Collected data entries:
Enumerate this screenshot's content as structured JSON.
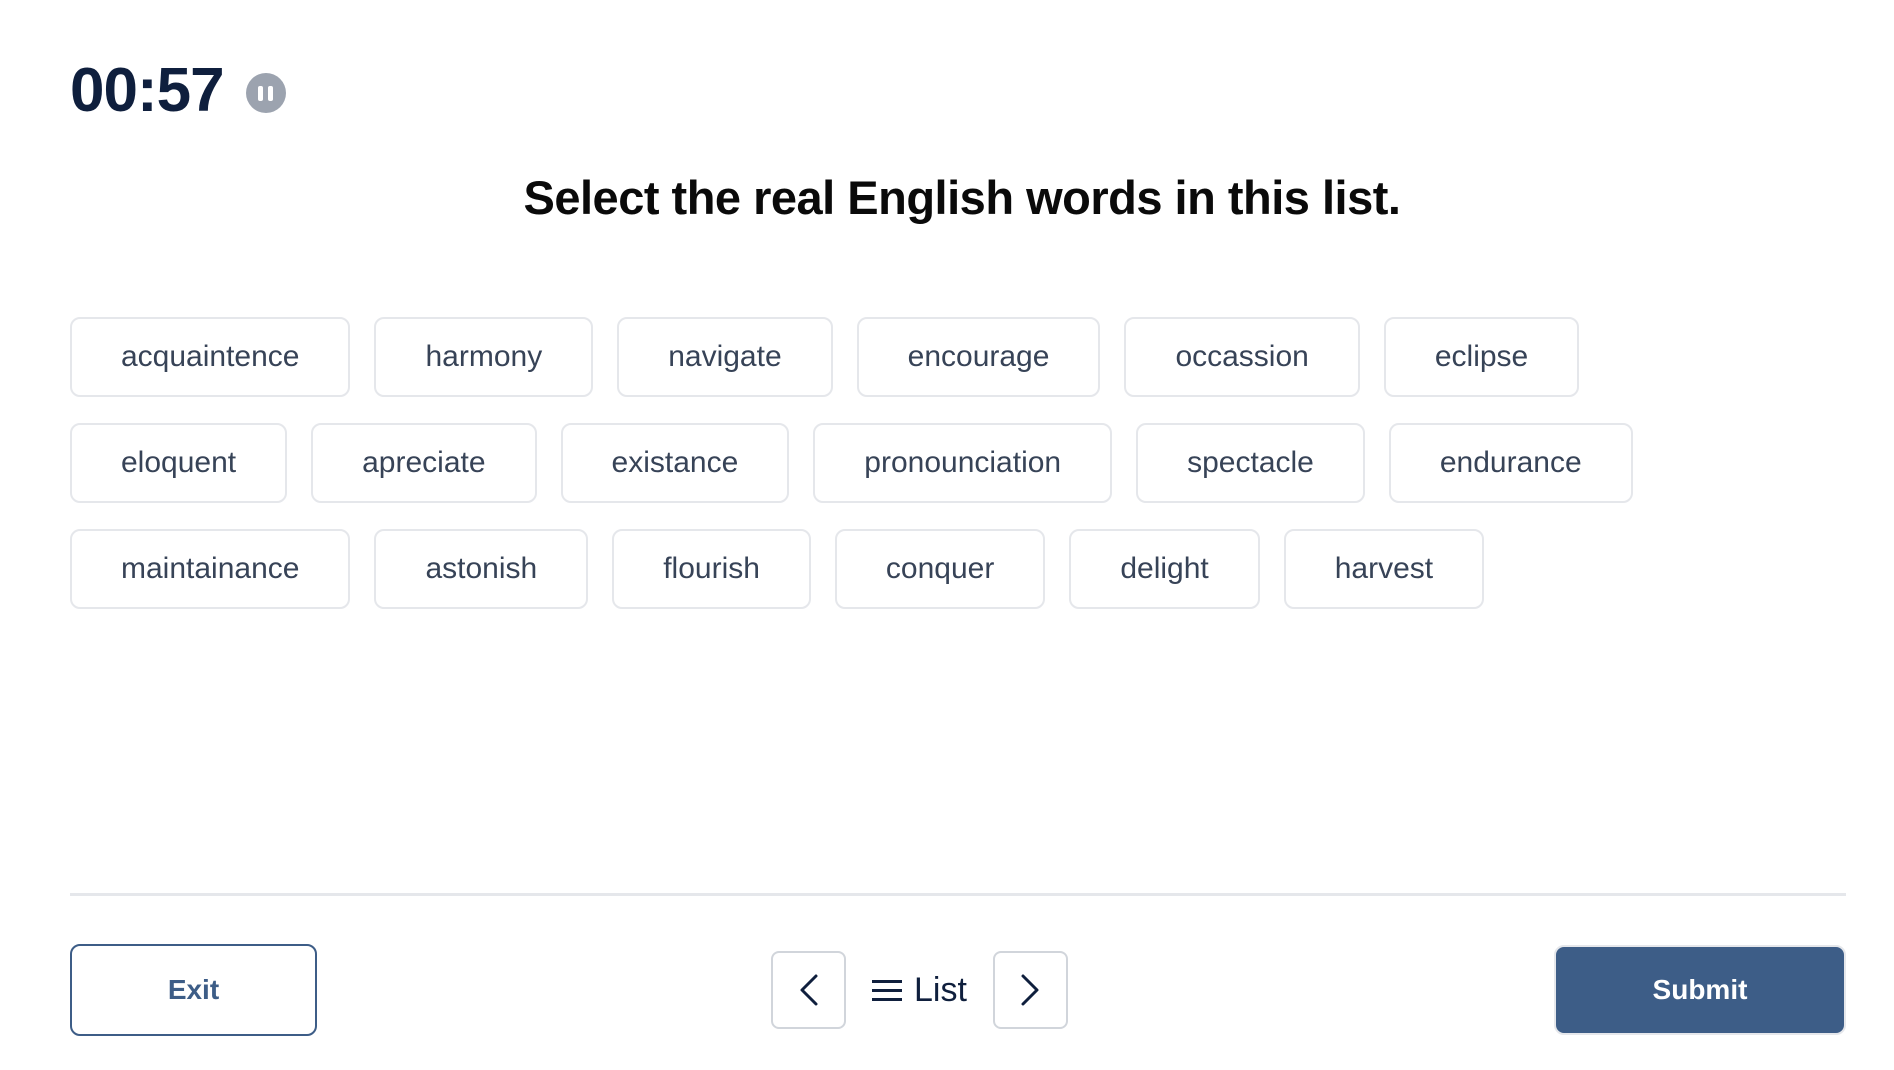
{
  "timer": {
    "value": "00:57",
    "pause_icon": "pause-icon"
  },
  "question": {
    "prompt": "Select the real English words in this list."
  },
  "words": {
    "rows": [
      [
        "acquaintence",
        "harmony",
        "navigate",
        "encourage",
        "occassion",
        "eclipse"
      ],
      [
        "eloquent",
        "apreciate",
        "existance",
        "pronounciation",
        "spectacle",
        "endurance"
      ],
      [
        "maintainance",
        "astonish",
        "flourish",
        "conquer",
        "delight",
        "harvest"
      ]
    ]
  },
  "footer": {
    "exit_label": "Exit",
    "submit_label": "Submit",
    "list_label": "List",
    "prev_icon": "chevron-left-icon",
    "next_icon": "chevron-right-icon",
    "list_icon": "hamburger-icon"
  },
  "colors": {
    "accent": "#3d5d87",
    "timer_text": "#0f1f3d",
    "chip_text": "#374357",
    "chip_border": "#e5e7eb",
    "pause_bg": "#9ca3af"
  }
}
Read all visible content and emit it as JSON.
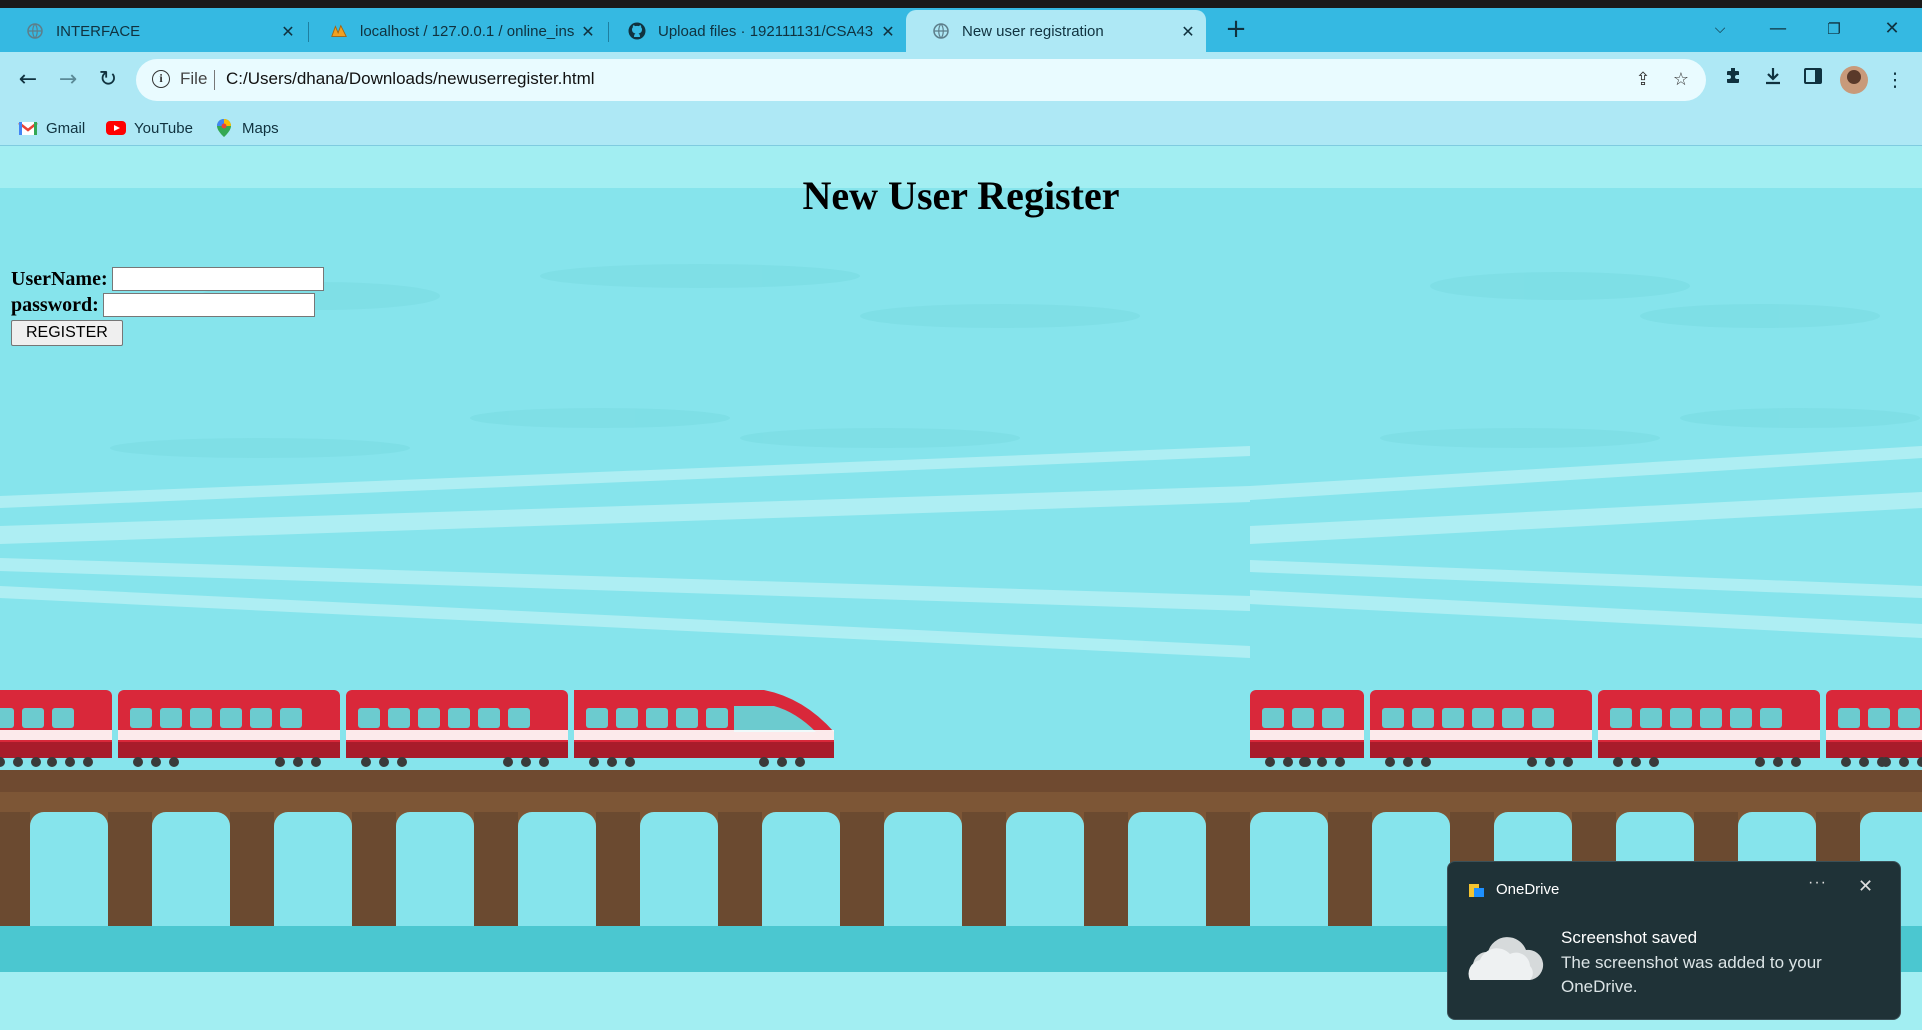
{
  "browser": {
    "tabs": [
      {
        "title": "INTERFACE",
        "active": false,
        "icon": "globe-icon"
      },
      {
        "title": "localhost / 127.0.0.1 / online_ins",
        "active": false,
        "icon": "phpmyadmin-icon"
      },
      {
        "title": "Upload files · 192111131/CSA43",
        "active": false,
        "icon": "github-icon"
      },
      {
        "title": "New user registration",
        "active": true,
        "icon": "globe-icon"
      }
    ],
    "address": {
      "scheme": "File",
      "url": "C:/Users/dhana/Downloads/newuserregister.html"
    },
    "bookmarks": [
      {
        "label": "Gmail",
        "icon": "gmail-icon"
      },
      {
        "label": "YouTube",
        "icon": "youtube-icon"
      },
      {
        "label": "Maps",
        "icon": "maps-icon"
      }
    ]
  },
  "page": {
    "heading": "New User Register",
    "form": {
      "username_label": "UserName:",
      "username_value": "",
      "password_label": "password:",
      "password_value": "",
      "submit_label": "REGISTER"
    }
  },
  "notification": {
    "app": "OneDrive",
    "title": "Screenshot saved",
    "message": "The screenshot was added to your OneDrive.",
    "more": "···"
  },
  "colors": {
    "tabstrip": "#35b9e2",
    "toolbar": "#aee8f5",
    "sky": "#86e4ec",
    "train_red": "#d9283a",
    "bridge_brown": "#7a5234",
    "toast_bg": "#1f3237"
  }
}
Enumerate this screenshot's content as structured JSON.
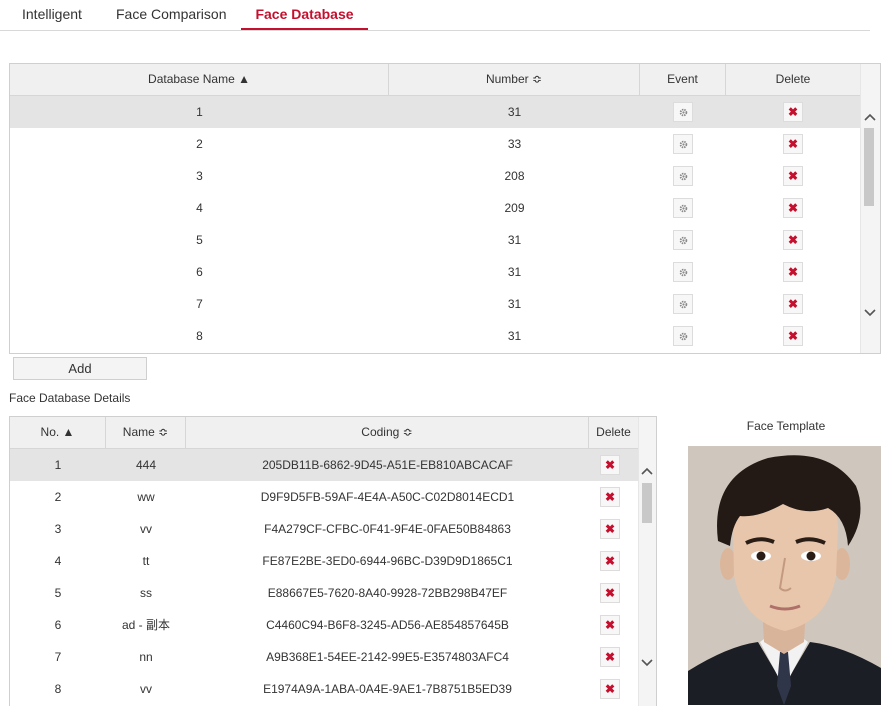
{
  "tabs": [
    "Intelligent",
    "Face Comparison",
    "Face Database"
  ],
  "active_tab": "Face Database",
  "colors": {
    "accent": "#c4102e",
    "header_bg": "#f0f0f0",
    "selected_row": "#e4e4e4"
  },
  "database_table": {
    "headers": {
      "name": "Database Name ▲",
      "number": "Number ≎",
      "event": "Event",
      "delete": "Delete"
    },
    "rows": [
      {
        "name": "1",
        "number": "31"
      },
      {
        "name": "2",
        "number": "33"
      },
      {
        "name": "3",
        "number": "208"
      },
      {
        "name": "4",
        "number": "209"
      },
      {
        "name": "5",
        "number": "31"
      },
      {
        "name": "6",
        "number": "31"
      },
      {
        "name": "7",
        "number": "31"
      },
      {
        "name": "8",
        "number": "31"
      }
    ],
    "selected_index": 0,
    "event_icon": "gear-icon",
    "delete_icon": "x-icon"
  },
  "add_button": "Add",
  "details_title": "Face Database Details",
  "details_table": {
    "headers": {
      "no": "No. ▲",
      "name": "Name ≎",
      "coding": "Coding ≎",
      "delete": "Delete"
    },
    "rows": [
      {
        "no": "1",
        "name": "444",
        "coding": "205DB11B-6862-9D45-A51E-EB810ABCACAF"
      },
      {
        "no": "2",
        "name": "ww",
        "coding": "D9F9D5FB-59AF-4E4A-A50C-C02D8014ECD1"
      },
      {
        "no": "3",
        "name": "vv",
        "coding": "F4A279CF-CFBC-0F41-9F4E-0FAE50B84863"
      },
      {
        "no": "4",
        "name": "tt",
        "coding": "FE87E2BE-3ED0-6944-96BC-D39D9D1865C1"
      },
      {
        "no": "5",
        "name": "ss",
        "coding": "E88667E5-7620-8A40-9928-72BB298B47EF"
      },
      {
        "no": "6",
        "name": "ad - 副本",
        "coding": "C4460C94-B6F8-3245-AD56-AE854857645B"
      },
      {
        "no": "7",
        "name": "nn",
        "coding": "A9B368E1-54EE-2142-99E5-E3574803AFC4"
      },
      {
        "no": "8",
        "name": "vv",
        "coding": "E1974A9A-1ABA-0A4E-9AE1-7B8751B5ED39"
      }
    ],
    "selected_index": 0
  },
  "face_template_label": "Face Template",
  "face_template_image": "face-portrait"
}
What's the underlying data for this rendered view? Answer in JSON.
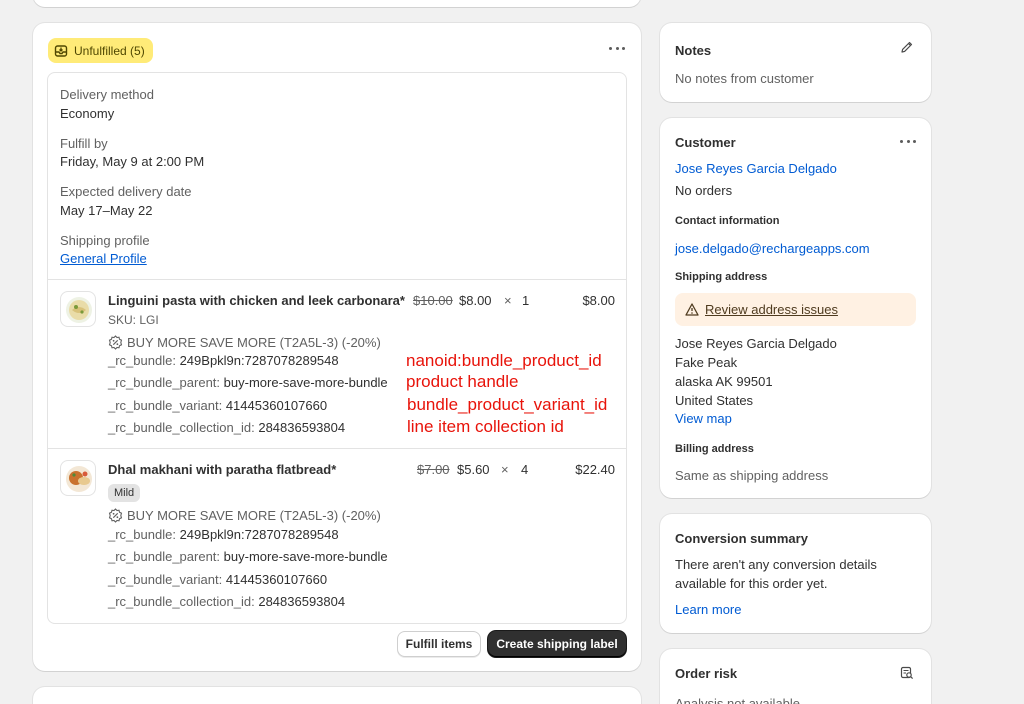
{
  "fulfillment": {
    "badge": "Unfulfilled (5)",
    "delivery_method_label": "Delivery method",
    "delivery_method_value": "Economy",
    "fulfill_by_label": "Fulfill by",
    "fulfill_by_value": "Friday, May 9 at 2:00 PM",
    "expected_delivery_label": "Expected delivery date",
    "expected_delivery_value": "May 17–May 22",
    "shipping_profile_label": "Shipping profile",
    "shipping_profile_link": "General Profile",
    "items": [
      {
        "title": "Linguini pasta with chicken and leek carbonara*",
        "sku": "SKU: LGI",
        "discount": "BUY MORE SAVE MORE (T2A5L-3) (-20%)",
        "props": [
          {
            "key": "_rc_bundle:",
            "value": "249Bpkl9n:7287078289548"
          },
          {
            "key": "_rc_bundle_parent:",
            "value": "buy-more-save-more-bundle"
          },
          {
            "key": "_rc_bundle_variant:",
            "value": "41445360107660"
          },
          {
            "key": "_rc_bundle_collection_id:",
            "value": "284836593804"
          }
        ],
        "original_price": "$10.00",
        "price": "$8.00",
        "times": "×",
        "qty": "1",
        "total": "$8.00"
      },
      {
        "title": "Dhal makhani with paratha flatbread*",
        "variant": "Mild",
        "discount": "BUY MORE SAVE MORE (T2A5L-3) (-20%)",
        "props": [
          {
            "key": "_rc_bundle:",
            "value": "249Bpkl9n:7287078289548"
          },
          {
            "key": "_rc_bundle_parent:",
            "value": "buy-more-save-more-bundle"
          },
          {
            "key": "_rc_bundle_variant:",
            "value": "41445360107660"
          },
          {
            "key": "_rc_bundle_collection_id:",
            "value": "284836593804"
          }
        ],
        "original_price": "$7.00",
        "price": "$5.60",
        "times": "×",
        "qty": "4",
        "total": "$22.40"
      }
    ],
    "annotations": [
      "nanoid:bundle_product_id",
      "product handle",
      "bundle_product_variant_id",
      "line item collection id"
    ],
    "fulfill_button": "Fulfill items",
    "shipping_label_button": "Create shipping label"
  },
  "notes": {
    "title": "Notes",
    "text": "No notes from customer"
  },
  "customer": {
    "title": "Customer",
    "name": "Jose Reyes Garcia Delgado",
    "orders": "No orders",
    "contact_title": "Contact information",
    "email": "jose.delgado@rechargeapps.com",
    "shipping_title": "Shipping address",
    "review_link": "Review address issues",
    "address": [
      "Jose Reyes Garcia Delgado",
      "Fake Peak",
      "alaska AK 99501",
      "United States"
    ],
    "view_map": "View map",
    "billing_title": "Billing address",
    "billing_text": "Same as shipping address"
  },
  "conversion": {
    "title": "Conversion summary",
    "text_line1": "There aren't any conversion details",
    "text_line2": "available for this order yet.",
    "learn_more": "Learn more"
  },
  "risk": {
    "title": "Order risk",
    "text": "Analysis not available"
  },
  "colors": {
    "badge_bg": "#ffeb78",
    "link": "#005bd3",
    "annotation": "#e8130a",
    "warning_bg": "#fff1e3"
  }
}
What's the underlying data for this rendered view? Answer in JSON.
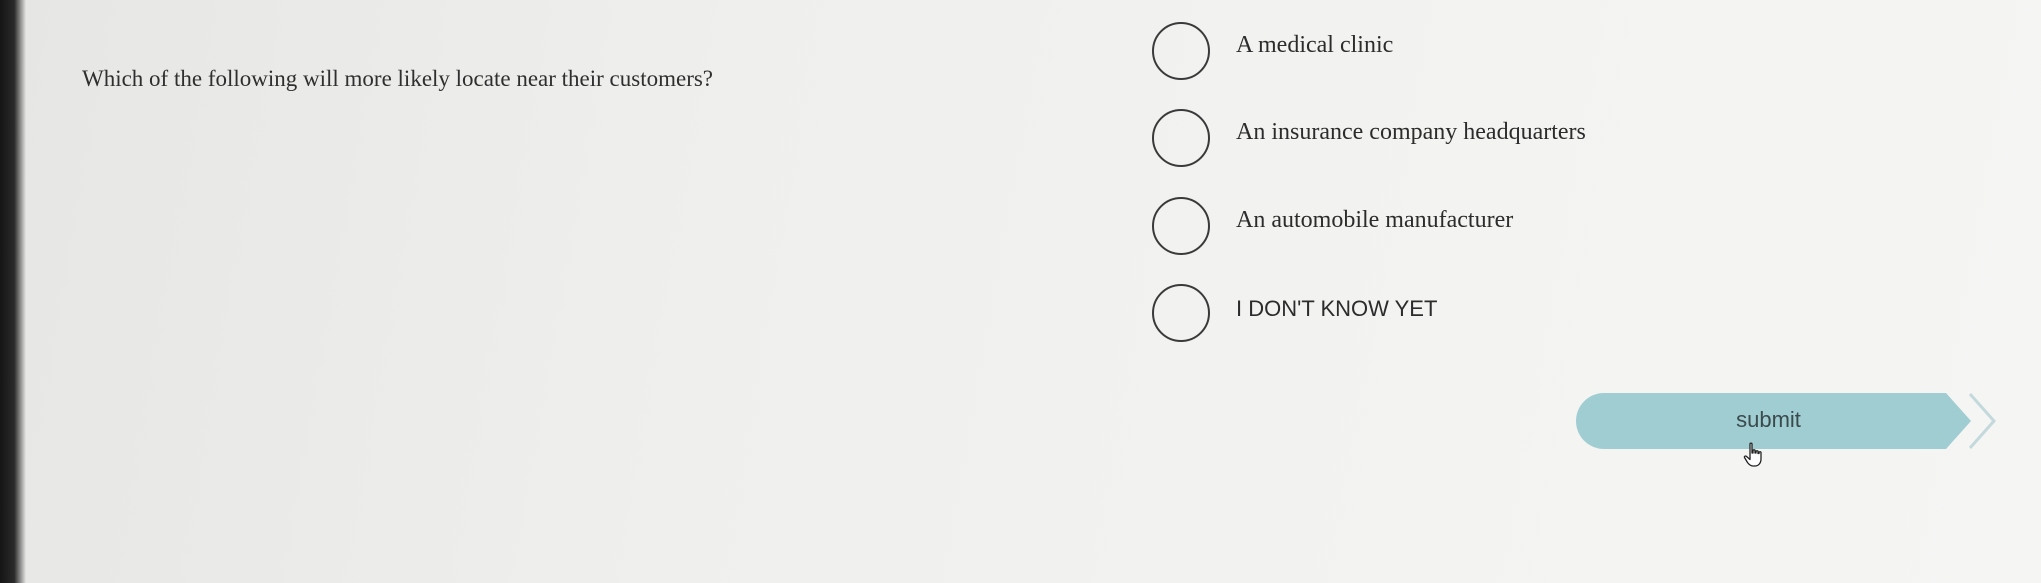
{
  "question": {
    "text": "Which of the following will more likely locate near their customers?"
  },
  "options": [
    {
      "label": "A medical clinic"
    },
    {
      "label": "An insurance company headquarters"
    },
    {
      "label": "An automobile manufacturer"
    },
    {
      "label": "I DON'T KNOW YET"
    }
  ],
  "submit": {
    "label": "submit",
    "color": "#9fcdd2"
  },
  "icons": {
    "radio": "radio-circle-icon",
    "chevron": "chevron-right-icon",
    "cursor": "hand-pointer-icon"
  }
}
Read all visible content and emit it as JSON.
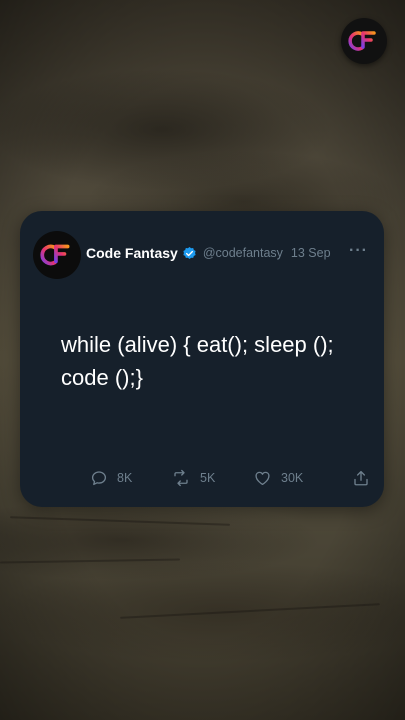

What the exercise asks
The word "Garcia" may occur in lines of the records. Report how many such lines there are, giving only the number.

Reply to the exercise
2